▶ **SOURCE MATERIAL**:
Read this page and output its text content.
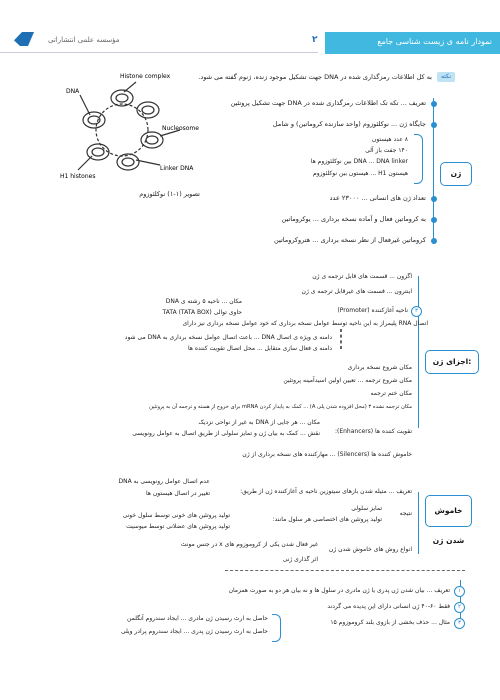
مؤسسه علمی انتشاراتی	۲	نمودار نامه ی زیست شناسی جامع
Histone complex
DNA
Nucleosome
Linker DNA
H1 histones
تصویر (۱-۱) نوکلئوزوم
نکته
به کل اطلاعات رمزگذاری شده در DNA جهت تشکیل موجود زنده، ژنوم گفته می شود.
ژن
تعریف ... تکه تک اطلاعات رمزگذاری شده در DNA جهت تشکیل پروتئین
جایگاه ژن ... نوکلئوزوم (واحد سازنده کروماتین) و شامل
۸ عدد هیستون
۱۴۰ جفت باز آلی
DNA ... DNA linker بین نوکلئوزوم ها
هیستون H1 ... هیستون بین نوکلئوزوم
تعداد ژن های انسانی ... ۲۳۰۰۰ عدد
به کروماتین فعال و آماده نسخه برداری ... یوکروماتین
کروماتین غیرفعال از نظر نسخه برداری ... هتروکروماتین
اجزای ژن:
اگزون ... قسمت های قابل ترجمه ی ژن
اینترون ... قسمت های غیرقابل ترجمه ی ژن
۳
ناحیه آغازکننده (Promoter)
مکان ... ناحیه ۵ رشته ی DNA
حاوی توالی TATA (TATA BOX)
اتصال RNA پلیمراز به این ناحیه توسط عوامل نسخه برداری که خود عوامل نسخه برداری نیز دارای
دامنه ی ویژه ی اتصال DNA ... باعث اتصال عوامل نسخه برداری به DNA می شود
دامنه ی فعال سازی متقابل ... محل اتصال تقویت کننده ها
مکان شروع نسخه برداری
مکان شروع ترجمه ... تعیین اولین اسیدآمینه پروتئین
مکان ختم ترجمه
مکان ترجمه نشده ۳ (محل افزوده شدن پلی A) ... کمک به پایدار کردن mRNA برای خروج از هسته و ترجمه آن به پروتئین
تقویت کننده ها (Enhancers):
مکان ... هر جایی از DNA به غیر از نواحی نزدیک
نقش ... کمک به بیان ژن و تمایز سلولی از طریق اتصال به عوامل رونویسی
خاموش کننده ها (Silencers) ... مهارکننده های نسخه برداری از ژن
خاموش شدن ژن
تعریف ... متیله شدن بازهای سیتوزین ناحیه ی آغازکننده ژن از طریق:
عدم اتصال عوامل رونویسی به DNA
تغییر در اتصال هیستون ها
نتیجه
تمایز سلولی
تولید پروتئین های اختصاصی هر سلول مانند:
تولید پروتئین های خونی توسط سلول خونی
تولید پروتئین های عضلانی توسط میوسیت
انواع روش های خاموش شدن ژن
غیر فعال شدن یکی از کروموزوم های x در جنس مونث
اثر گذاری ژنی
۱
تعریف ... بیان شدن ژن پدری یا ژن مادری در سلول ها و نه بیان هر دو به صورت همزمان
۲
فقط ۶۰-۴۰ ژن انسانی دارای این پدیده می گردند
۳
مثال ... حذف بخشی از بازوی بلند کروموزوم ۱۵
حاصل به ارث رسیدن ژن مادری ... ایجاد سندروم آنگلمن
حاصل به ارث رسیدن ژن پدری ... ایجاد سندروم پرادر ویلی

▶ **PROBLEM DESCRIPTION**: Although the records include pictures, output only their text, exactly and completely.

▶ **RESPONSE BELOW**:
Read this page and output its text content.
مؤسسه علمی انتشاراتی	۲	نمودار نامه ی زیست شناسی جامع
Histone complex
DNA
Nucleosome
Linker DNA
H1 histones
تصویر (۱-۱) نوکلئوزوم
نکته
به کل اطلاعات رمزگذاری شده در DNA جهت تشکیل موجود زنده، ژنوم گفته می شود.
ژن
تعریف ... تکه تک اطلاعات رمزگذاری شده در DNA جهت تشکیل پروتئین
جایگاه ژن ... نوکلئوزوم (واحد سازنده کروماتین) و شامل
۸ عدد هیستون
۱۴۰ جفت باز آلی
DNA ... DNA linker بین نوکلئوزوم ها
هیستون H1 ... هیستون بین نوکلئوزوم
تعداد ژن های انسانی ... ۲۳۰۰۰ عدد
به کروماتین فعال و آماده نسخه برداری ... یوکروماتین
کروماتین غیرفعال از نظر نسخه برداری ... هتروکروماتین
اجزای ژن:
اگزون ... قسمت های قابل ترجمه ی ژن
اینترون ... قسمت های غیرقابل ترجمه ی ژن
۳
ناحیه آغازکننده (Promoter)
مکان ... ناحیه ۵ رشته ی DNA
حاوی توالی TATA (TATA BOX)
اتصال RNA پلیمراز به این ناحیه توسط عوامل نسخه برداری که خود عوامل نسخه برداری نیز دارای
دامنه ی ویژه ی اتصال DNA ... باعث اتصال عوامل نسخه برداری به DNA می شود
دامنه ی فعال سازی متقابل ... محل اتصال تقویت کننده ها
مکان شروع نسخه برداری
مکان شروع ترجمه ... تعیین اولین اسیدآمینه پروتئین
مکان ختم ترجمه
مکان ترجمه نشده ۳ (محل افزوده شدن پلی A) ... کمک به پایدار کردن mRNA برای خروج از هسته و ترجمه آن به پروتئین
تقویت کننده ها (Enhancers):
مکان ... هر جایی از DNA به غیر از نواحی نزدیک
نقش ... کمک به بیان ژن و تمایز سلولی از طریق اتصال به عوامل رونویسی
خاموش کننده ها (Silencers) ... مهارکننده های نسخه برداری از ژن
خاموش شدن ژن
تعریف ... متیله شدن بازهای سیتوزین ناحیه ی آغازکننده ژن از طریق:
عدم اتصال عوامل رونویسی به DNA
تغییر در اتصال هیستون ها
نتیجه
تمایز سلولی
تولید پروتئین های اختصاصی هر سلول مانند:
تولید پروتئین های خونی توسط سلول خونی
تولید پروتئین های عضلانی توسط میوسیت
انواع روش های خاموش شدن ژن
غیر فعال شدن یکی از کروموزوم های x در جنس مونث
اثر گذاری ژنی
۱
تعریف ... بیان شدن ژن پدری یا ژن مادری در سلول ها و نه بیان هر دو به صورت همزمان
۲
فقط ۶۰-۴۰ ژن انسانی دارای این پدیده می گردند
۳
مثال ... حذف بخشی از بازوی بلند کروموزوم ۱۵
حاصل به ارث رسیدن ژن مادری ... ایجاد سندروم آنگلمن
حاصل به ارث رسیدن ژن پدری ... ایجاد سندروم پرادر ویلی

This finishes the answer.